▸ Stated goal: Track down each line that has the word "this" and copy it.

--- START OF Material provided ---

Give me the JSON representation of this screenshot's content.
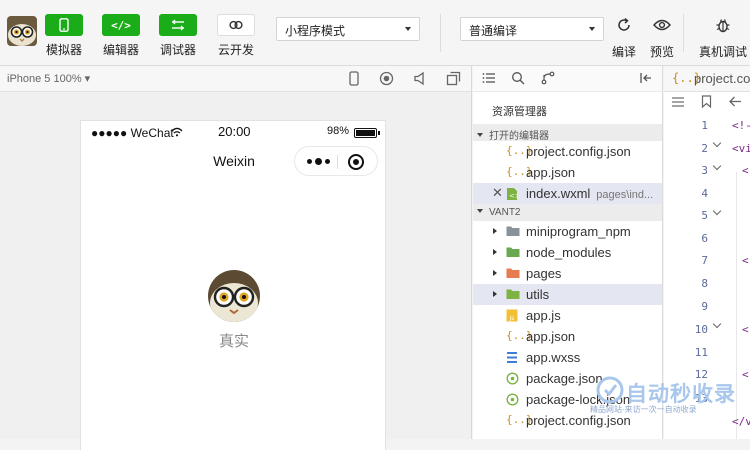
{
  "toolbar": {
    "simulator_label": "模拟器",
    "editor_label": "编辑器",
    "debugger_label": "调试器",
    "cloud_label": "云开发",
    "mode_select": "小程序模式",
    "compile_select": "普通编译",
    "compile_label": "编译",
    "preview_label": "预览",
    "real_debug_label": "真机调试",
    "editor_icon_text": "</>",
    "accent_color": "#1aad19"
  },
  "simulator": {
    "device_label": "iPhone 5 100% ▾",
    "status": {
      "carrier": "●●●●● WeChat",
      "time": "20:00",
      "battery_percent": "98%",
      "battery_level": 0.98
    },
    "nav_title": "Weixin",
    "profile_name": "真实"
  },
  "explorer": {
    "title": "资源管理器",
    "open_editors_header": "打开的编辑器",
    "open_editors": [
      {
        "icon": "{..}",
        "name": "project.config.json"
      },
      {
        "icon": "{..}",
        "name": "app.json"
      },
      {
        "icon": "wxml",
        "name": "index.wxml",
        "path": "pages\\ind..."
      }
    ],
    "project_header": "VANT2",
    "project_items": [
      {
        "type": "folder",
        "icon": "folder-gray",
        "name": "miniprogram_npm"
      },
      {
        "type": "folder",
        "icon": "folder-green",
        "name": "node_modules"
      },
      {
        "type": "folder",
        "icon": "folder-orange",
        "name": "pages"
      },
      {
        "type": "folder",
        "icon": "folder-green",
        "name": "utils"
      },
      {
        "type": "file",
        "icon": "js",
        "name": "app.js"
      },
      {
        "type": "file",
        "icon": "{..}",
        "name": "app.json"
      },
      {
        "type": "file",
        "icon": "wxss",
        "name": "app.wxss"
      },
      {
        "type": "file",
        "icon": "pkg",
        "name": "package.json"
      },
      {
        "type": "file",
        "icon": "pkg",
        "name": "package-lock.json"
      },
      {
        "type": "file",
        "icon": "{..}",
        "name": "project.config.json"
      }
    ]
  },
  "editor": {
    "tab_icon": "{..}",
    "tab_name": "project.co",
    "line_numbers": [
      "1",
      "2",
      "3",
      "4",
      "5",
      "6",
      "7",
      "8",
      "9",
      "10",
      "11",
      "12",
      "13"
    ],
    "code_fragments": [
      "<!-",
      "<vi",
      "<",
      "<",
      "<",
      "<",
      "</vi"
    ]
  },
  "watermark": {
    "text": "自动秒收录",
    "subtext": "精品网站·来访一次一自动收录"
  }
}
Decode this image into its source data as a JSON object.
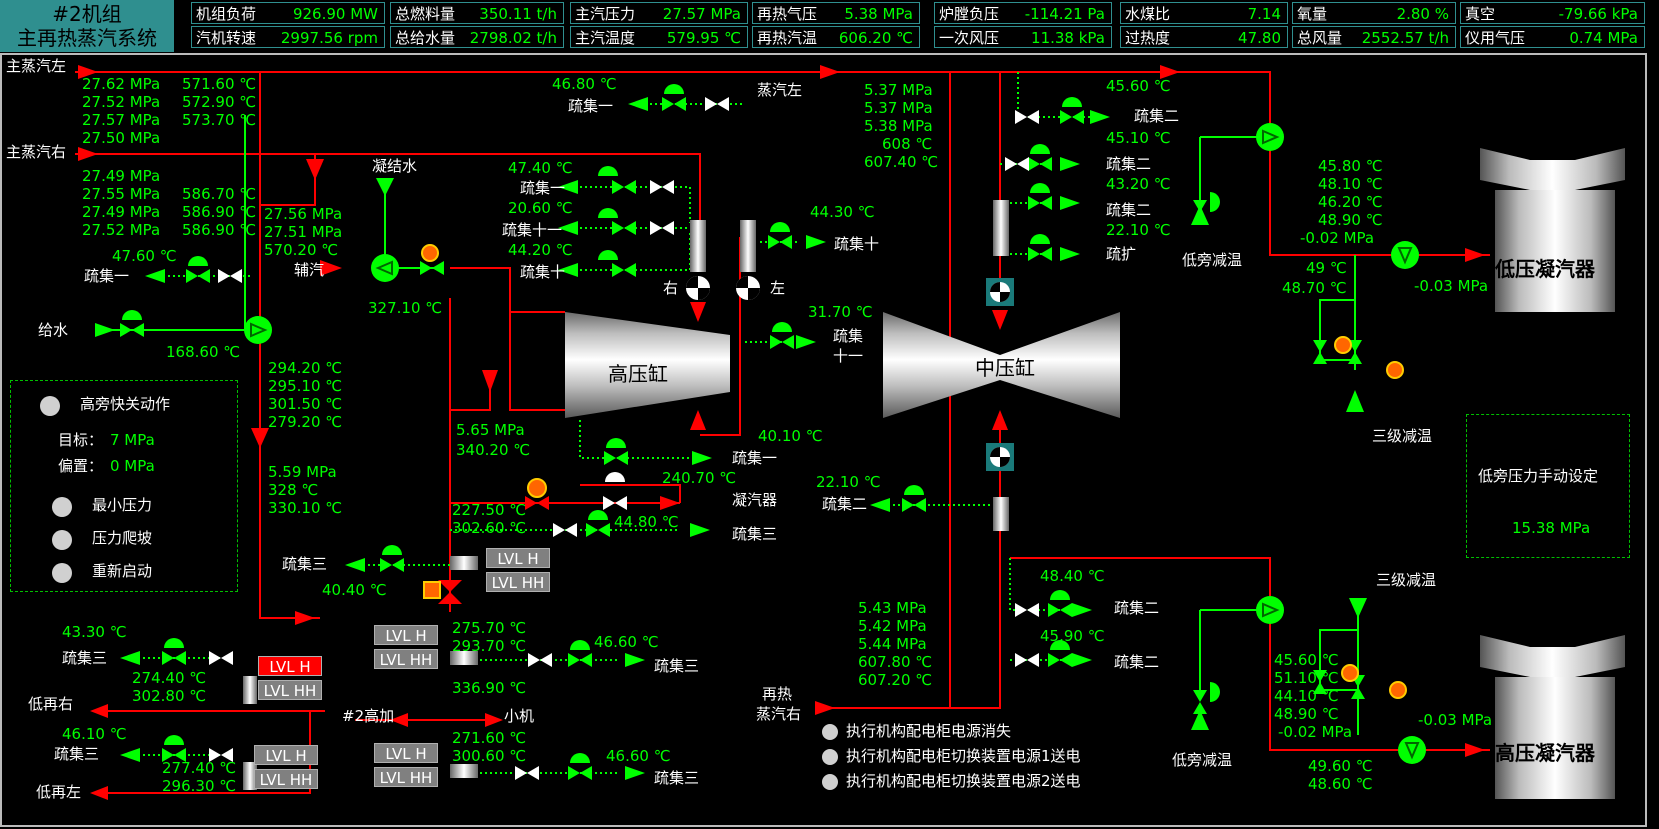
{
  "header": {
    "unit": "#2机组",
    "system": "主再热蒸汽系统",
    "cells": [
      {
        "label": "机组负荷",
        "value": "926.90 MW"
      },
      {
        "label": "汽机转速",
        "value": "2997.56 rpm"
      },
      {
        "label": "总燃料量",
        "value": "350.11 t/h"
      },
      {
        "label": "总给水量",
        "value": "2798.02 t/h"
      },
      {
        "label": "主汽压力",
        "value": "27.57 MPa"
      },
      {
        "label": "主汽温度",
        "value": "579.95 ℃"
      },
      {
        "label": "再热气压",
        "value": "5.38 MPa"
      },
      {
        "label": "再热汽温",
        "value": "606.20 ℃"
      },
      {
        "label": "炉膛负压",
        "value": "-114.21 Pa"
      },
      {
        "label": "一次风压",
        "value": "11.38 kPa"
      },
      {
        "label": "水煤比",
        "value": "7.14"
      },
      {
        "label": "过热度",
        "value": "47.80"
      },
      {
        "label": "氧量",
        "value": "2.80 %"
      },
      {
        "label": "总风量",
        "value": "2552.57 t/h"
      },
      {
        "label": "真空",
        "value": "-79.66 kPa"
      },
      {
        "label": "仪用气压",
        "value": "0.74 MPa"
      }
    ]
  },
  "labels": {
    "main_steam_left": "主蒸汽左",
    "main_steam_right": "主蒸汽右",
    "condensate": "凝结水",
    "aux_steam": "辅汽",
    "feedwater": "给水",
    "steam_left": "蒸汽左",
    "drain1": "疏集一",
    "drain2": "疏集二",
    "drain3": "疏集三",
    "drain10": "疏集十",
    "drain11": "疏集十一",
    "drain_ext": "疏扩",
    "drain11b_1": "疏集",
    "drain11b_2": "十一",
    "right": "右",
    "left": "左",
    "hp_cyl": "高压缸",
    "ip_cyl": "中压缸",
    "lp_cond": "低压凝汽器",
    "hp_cond": "高压凝汽器",
    "lp_bypass_desup": "低旁减温",
    "third_desup": "三级减温",
    "condenser": "凝汽器",
    "cold_rh_right": "低再右",
    "cold_rh_left": "低再左",
    "hp_heater2": "#2高加",
    "small_turbine": "小机",
    "reheat1": "再热",
    "reheat2": "蒸汽右",
    "lvl_h": "LVL H",
    "lvl_hh": "LVL HH"
  },
  "values": {
    "ms_l_p": [
      "27.62 MPa",
      "27.52 MPa",
      "27.57 MPa",
      "27.50 MPa"
    ],
    "ms_l_t": [
      "571.60 ℃",
      "572.90 ℃",
      "573.70 ℃"
    ],
    "ms_r_p": [
      "27.49 MPa",
      "27.55 MPa",
      "27.49 MPa",
      "27.52 MPa"
    ],
    "ms_r_t": [
      "586.70 ℃",
      "586.90 ℃",
      "586.90 ℃"
    ],
    "bypass": [
      "27.56 MPa",
      "27.51 MPa",
      "570.20 ℃"
    ],
    "drain1_t": "47.60 ℃",
    "fw_t": "168.60 ℃",
    "aux_t": "327.10 ℃",
    "top_d1": "46.80 ℃",
    "d_47": "47.40 ℃",
    "d_20": "20.60 ℃",
    "d_44": "44.20 ℃",
    "d_443": "44.30 ℃",
    "d_317": "31.70 ℃",
    "d_401": "40.10 ℃",
    "rh_vals": [
      "5.37 MPa",
      "5.37 MPa",
      "5.38 MPa",
      "608 ℃",
      "607.40 ℃"
    ],
    "ip_d1": "45.60 ℃",
    "ip_d2": "45.10 ℃",
    "ip_d3": "43.20 ℃",
    "ip_d4": "22.10 ℃",
    "lp_vals": [
      "45.80 ℃",
      "48.10 ℃",
      "46.20 ℃",
      "48.90 ℃",
      "-0.02 MPa"
    ],
    "lp_out": [
      "49 ℃",
      "48.70 ℃"
    ],
    "lp_p": "-0.03 MPa",
    "cold_vals": [
      "294.20 ℃",
      "295.10 ℃",
      "301.50 ℃",
      "279.20 ℃"
    ],
    "cold2": [
      "5.59 MPa",
      "328 ℃",
      "330.10 ℃"
    ],
    "hp_ex": [
      "5.65 MPa",
      "340.20 ℃"
    ],
    "d_2407": "240.70 ℃",
    "d_448": "44.80 ℃",
    "v_2275": [
      "227.50 ℃",
      "302.60 ℃"
    ],
    "d_404": "40.40 ℃",
    "ip_exh_d": "22.10 ℃",
    "d_433": "43.30 ℃",
    "v_2744": [
      "274.40 ℃",
      "302.80 ℃"
    ],
    "v_2757": [
      "275.70 ℃",
      "293.70 ℃"
    ],
    "d_466a": "46.60 ℃",
    "v_3369": "336.90 ℃",
    "d_461": "46.10 ℃",
    "v_2774": [
      "277.40 ℃",
      "296.30 ℃"
    ],
    "v_2716": [
      "271.60 ℃",
      "300.60 ℃"
    ],
    "d_466b": "46.60 ℃",
    "rh_r_vals": [
      "5.43 MPa",
      "5.42 MPa",
      "5.44 MPa",
      "607.80 ℃",
      "607.20 ℃"
    ],
    "ip_lo1": "48.40 ℃",
    "ip_lo2": "45.90 ℃",
    "hp_cond_vals": [
      "45.60 ℃",
      "51.10 ℃",
      "44.10 ℃",
      "48.90 ℃",
      "-0.02 MPa"
    ],
    "hp_cond_p": "-0.03 MPa",
    "hp_cond_out": [
      "49.60 ℃",
      "48.60 ℃"
    ]
  },
  "bypass_panel": {
    "fast_open": "高旁快关动作",
    "target_label": "目标：",
    "target_value": "7 MPa",
    "bias_label": "偏置：",
    "bias_value": "0 MPa",
    "min_pressure": "最小压力",
    "ramp": "压力爬坡",
    "restart": "重新启动"
  },
  "lp_panel": {
    "title": "低旁压力手动设定",
    "value": "15.38 MPa"
  },
  "power_status": [
    "执行机构配电柜电源消失",
    "执行机构配电柜切换装置电源1送电",
    "执行机构配电柜切换装置电源2送电"
  ]
}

--- END OF Material provided ---

▸ Worked solution:
Give me the JSON representation of this screenshot's content.
Decode this image into its source data as a JSON object.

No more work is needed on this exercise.